Dataset excerpt
===
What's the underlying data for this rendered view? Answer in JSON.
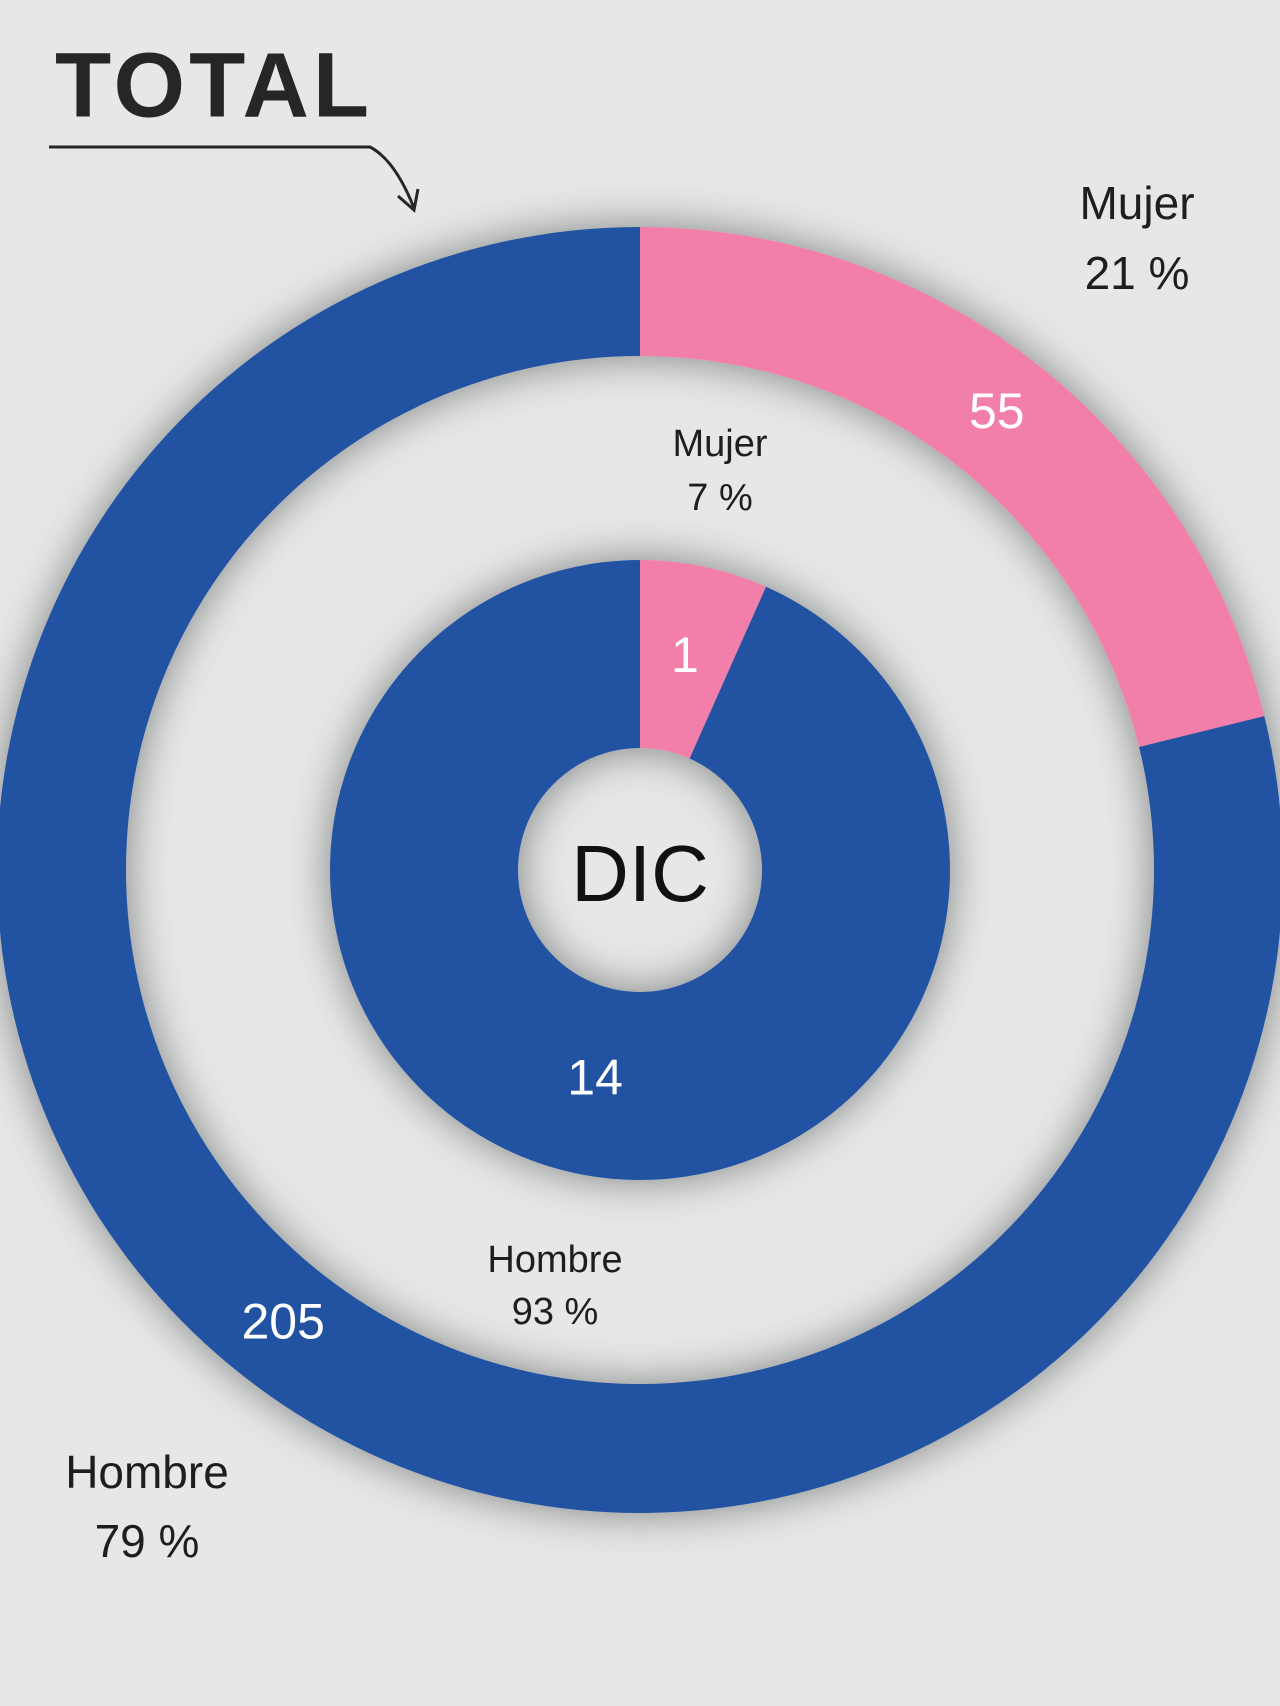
{
  "title": "TOTAL",
  "center_label": "DIC",
  "chart_data": [
    {
      "type": "pie",
      "categories": [
        "Mujer",
        "Hombre"
      ],
      "values": [
        55,
        205
      ],
      "shares": [
        {
          "value": 21,
          "label": "21 %"
        },
        {
          "value": 79,
          "label": "79 %"
        }
      ],
      "colors": [
        "#f27fa9",
        "#2253a3"
      ]
    },
    {
      "type": "pie",
      "categories": [
        "Mujer",
        "Hombre"
      ],
      "values": [
        1,
        14
      ],
      "shares": [
        {
          "value": 7,
          "label": "7 %"
        },
        {
          "value": 93,
          "label": "93 %"
        }
      ],
      "colors": [
        "#f27fa9",
        "#2253a3"
      ]
    }
  ]
}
===
The request: Quote every record above exactly, leaving out the pictures.

Completed exercise:
What's the underlying data for this rendered view? Answer in JSON.
{
  "title": "TOTAL",
  "center_label": "DIC",
  "chart_data": [
    {
      "type": "pie",
      "categories": [
        "Mujer",
        "Hombre"
      ],
      "values": [
        55,
        205
      ],
      "shares": [
        {
          "value": 21,
          "label": "21 %"
        },
        {
          "value": 79,
          "label": "79 %"
        }
      ],
      "colors": [
        "#f27fa9",
        "#2253a3"
      ]
    },
    {
      "type": "pie",
      "categories": [
        "Mujer",
        "Hombre"
      ],
      "values": [
        1,
        14
      ],
      "shares": [
        {
          "value": 7,
          "label": "7 %"
        },
        {
          "value": 93,
          "label": "93 %"
        }
      ],
      "colors": [
        "#f27fa9",
        "#2253a3"
      ]
    }
  ]
}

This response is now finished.